------ INFORMATION SUPPLIED

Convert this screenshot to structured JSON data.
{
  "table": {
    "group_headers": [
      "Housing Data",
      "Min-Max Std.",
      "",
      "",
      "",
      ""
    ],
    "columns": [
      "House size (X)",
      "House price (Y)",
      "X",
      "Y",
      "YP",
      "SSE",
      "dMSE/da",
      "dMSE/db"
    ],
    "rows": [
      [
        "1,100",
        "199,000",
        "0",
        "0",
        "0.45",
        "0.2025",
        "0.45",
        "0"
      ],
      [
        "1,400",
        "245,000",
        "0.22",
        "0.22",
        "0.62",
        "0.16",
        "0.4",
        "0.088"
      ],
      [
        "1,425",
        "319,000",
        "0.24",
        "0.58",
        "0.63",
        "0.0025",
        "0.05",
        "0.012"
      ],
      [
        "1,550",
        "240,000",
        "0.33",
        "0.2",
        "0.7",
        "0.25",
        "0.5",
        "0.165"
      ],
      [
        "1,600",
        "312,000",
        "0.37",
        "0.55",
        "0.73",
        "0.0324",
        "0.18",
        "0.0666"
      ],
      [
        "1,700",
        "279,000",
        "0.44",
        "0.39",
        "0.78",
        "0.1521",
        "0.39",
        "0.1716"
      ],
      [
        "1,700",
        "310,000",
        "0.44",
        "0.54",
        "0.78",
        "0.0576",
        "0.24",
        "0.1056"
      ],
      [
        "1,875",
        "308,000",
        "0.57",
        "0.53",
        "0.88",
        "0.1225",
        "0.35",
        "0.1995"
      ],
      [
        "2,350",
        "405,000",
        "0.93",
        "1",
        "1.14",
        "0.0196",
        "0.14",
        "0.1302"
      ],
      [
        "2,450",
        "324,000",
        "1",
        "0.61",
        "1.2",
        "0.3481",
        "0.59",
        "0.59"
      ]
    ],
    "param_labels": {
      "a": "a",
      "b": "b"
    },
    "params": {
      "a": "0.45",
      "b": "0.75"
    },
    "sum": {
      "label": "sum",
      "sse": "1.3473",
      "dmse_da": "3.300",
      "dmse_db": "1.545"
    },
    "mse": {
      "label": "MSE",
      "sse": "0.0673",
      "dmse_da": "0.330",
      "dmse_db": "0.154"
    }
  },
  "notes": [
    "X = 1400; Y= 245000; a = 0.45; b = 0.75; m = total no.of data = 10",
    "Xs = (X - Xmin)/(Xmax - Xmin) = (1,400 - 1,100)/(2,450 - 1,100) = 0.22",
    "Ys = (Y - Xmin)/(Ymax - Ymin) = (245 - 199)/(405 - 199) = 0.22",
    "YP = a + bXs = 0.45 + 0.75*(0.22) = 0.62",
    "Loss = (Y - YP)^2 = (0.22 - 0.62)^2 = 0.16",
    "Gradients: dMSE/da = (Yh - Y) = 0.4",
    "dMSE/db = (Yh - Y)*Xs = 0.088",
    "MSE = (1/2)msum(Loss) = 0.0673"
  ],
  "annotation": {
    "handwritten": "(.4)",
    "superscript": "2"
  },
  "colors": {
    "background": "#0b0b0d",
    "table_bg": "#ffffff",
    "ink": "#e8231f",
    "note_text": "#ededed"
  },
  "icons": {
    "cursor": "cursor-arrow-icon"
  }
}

------------

* _WHAT TO WORK ON_
Quote every record above exactly.

* _FINAL RESULT_
Convert this screenshot to structured JSON data.
{
  "table": {
    "group_headers": [
      "Housing Data",
      "Min-Max Std.",
      "",
      "",
      "",
      ""
    ],
    "columns": [
      "House size (X)",
      "House price (Y)",
      "X",
      "Y",
      "YP",
      "SSE",
      "dMSE/da",
      "dMSE/db"
    ],
    "rows": [
      [
        "1,100",
        "199,000",
        "0",
        "0",
        "0.45",
        "0.2025",
        "0.45",
        "0"
      ],
      [
        "1,400",
        "245,000",
        "0.22",
        "0.22",
        "0.62",
        "0.16",
        "0.4",
        "0.088"
      ],
      [
        "1,425",
        "319,000",
        "0.24",
        "0.58",
        "0.63",
        "0.0025",
        "0.05",
        "0.012"
      ],
      [
        "1,550",
        "240,000",
        "0.33",
        "0.2",
        "0.7",
        "0.25",
        "0.5",
        "0.165"
      ],
      [
        "1,600",
        "312,000",
        "0.37",
        "0.55",
        "0.73",
        "0.0324",
        "0.18",
        "0.0666"
      ],
      [
        "1,700",
        "279,000",
        "0.44",
        "0.39",
        "0.78",
        "0.1521",
        "0.39",
        "0.1716"
      ],
      [
        "1,700",
        "310,000",
        "0.44",
        "0.54",
        "0.78",
        "0.0576",
        "0.24",
        "0.1056"
      ],
      [
        "1,875",
        "308,000",
        "0.57",
        "0.53",
        "0.88",
        "0.1225",
        "0.35",
        "0.1995"
      ],
      [
        "2,350",
        "405,000",
        "0.93",
        "1",
        "1.14",
        "0.0196",
        "0.14",
        "0.1302"
      ],
      [
        "2,450",
        "324,000",
        "1",
        "0.61",
        "1.2",
        "0.3481",
        "0.59",
        "0.59"
      ]
    ],
    "param_labels": {
      "a": "a",
      "b": "b"
    },
    "params": {
      "a": "0.45",
      "b": "0.75"
    },
    "sum": {
      "label": "sum",
      "sse": "1.3473",
      "dmse_da": "3.300",
      "dmse_db": "1.545"
    },
    "mse": {
      "label": "MSE",
      "sse": "0.0673",
      "dmse_da": "0.330",
      "dmse_db": "0.154"
    }
  },
  "notes": [
    "X = 1400; Y= 245000; a = 0.45; b = 0.75; m = total no.of data = 10",
    "Xs = (X - Xmin)/(Xmax - Xmin) = (1,400 - 1,100)/(2,450 - 1,100) = 0.22",
    "Ys = (Y - Xmin)/(Ymax - Ymin) = (245 - 199)/(405 - 199) = 0.22",
    "YP = a + bXs = 0.45 + 0.75*(0.22) = 0.62",
    "Loss = (Y - YP)^2 = (0.22 - 0.62)^2 = 0.16",
    "Gradients: dMSE/da = (Yh - Y) = 0.4",
    "dMSE/db = (Yh - Y)*Xs = 0.088",
    "MSE = (1/2)msum(Loss) = 0.0673"
  ],
  "annotation": {
    "handwritten": "(.4)",
    "superscript": "2"
  },
  "colors": {
    "background": "#0b0b0d",
    "table_bg": "#ffffff",
    "ink": "#e8231f",
    "note_text": "#ededed"
  },
  "icons": {
    "cursor": "cursor-arrow-icon"
  }
}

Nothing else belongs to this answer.